* _Task objective_
Each record is to be printed again precisely as it reads.

* _Exercise material_

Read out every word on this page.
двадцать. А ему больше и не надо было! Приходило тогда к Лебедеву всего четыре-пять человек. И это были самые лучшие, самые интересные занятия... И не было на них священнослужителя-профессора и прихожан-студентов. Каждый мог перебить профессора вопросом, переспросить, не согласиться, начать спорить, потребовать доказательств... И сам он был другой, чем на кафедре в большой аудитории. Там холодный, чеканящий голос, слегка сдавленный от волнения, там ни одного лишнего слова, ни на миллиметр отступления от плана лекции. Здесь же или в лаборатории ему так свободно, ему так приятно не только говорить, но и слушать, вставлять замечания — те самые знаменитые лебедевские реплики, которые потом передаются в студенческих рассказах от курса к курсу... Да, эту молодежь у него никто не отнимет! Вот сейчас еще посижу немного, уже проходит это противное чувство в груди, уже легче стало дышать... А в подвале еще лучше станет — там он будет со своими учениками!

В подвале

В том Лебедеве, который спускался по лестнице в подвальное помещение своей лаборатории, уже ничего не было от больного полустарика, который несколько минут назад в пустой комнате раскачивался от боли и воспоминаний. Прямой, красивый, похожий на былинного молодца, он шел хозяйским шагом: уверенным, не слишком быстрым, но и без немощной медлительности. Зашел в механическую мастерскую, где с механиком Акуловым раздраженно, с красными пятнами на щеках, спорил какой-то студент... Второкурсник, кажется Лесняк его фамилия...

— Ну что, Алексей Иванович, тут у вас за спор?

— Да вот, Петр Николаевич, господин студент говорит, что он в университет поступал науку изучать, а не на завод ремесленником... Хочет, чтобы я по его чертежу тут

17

* _Correct response_
Read out every word on this page.
двадцать. А ему больше и не надо было! Приходило тогда к Лебедеву всего четыре-пять человек. И это были самые лучшие, самые интересные занятия... И не было на них священнослужителя-профессора и прихожан-студентов. Каждый мог перебить профессора вопросом, переспросить, не согласиться, начать спорить, потребовать доказательств... И сам он был другой, чем на кафедре в большой аудитории. Там холодный, чеканящий голос, слегка сдавленный от волнения, там ни одного лишнего слова, ни на миллиметр отступления от плана лекции. Здесь же или в лаборатории ему так свободно, ему так приятно не только говорить, но и слушать, вставлять замечания — те самые знаменитые лебедевские реплики, которые потом передаются в студенческих рассказах от курса к курсу... Да, эту молодежь у него никто не отнимет! Вот сейчас еще посижу немного, уже проходит это противное чувство в груди, уже легче стало дышать... А в подвале еще лучше станет — там он будет со своими учениками!

В подвале

В том Лебедеве, который спускался по лестнице в подвальное помещение своей лаборатории, уже ничего не было от больного полустарика, который несколько минут назад в пустой комнате раскачивался от боли и воспоминаний. Прямой, красивый, похожий на былинного молодца, он шел хозяйским шагом: уверенным, не слишком быстрым, но и без немощной медлительности. Зашел в механическую мастерскую, где с механиком Акуловым раздраженно, с красными пятнами на щеках, спорил какой-то студент... Второкурсник, кажется Лесняк его фамилия...

— Ну что, Алексей Иванович, тут у вас за спор?

— Да вот, Петр Николаевич, господин студент говорит, что он в университет поступал науку изучать, а не на завод ремесленником... Хочет, чтобы я по его чертежу тут

17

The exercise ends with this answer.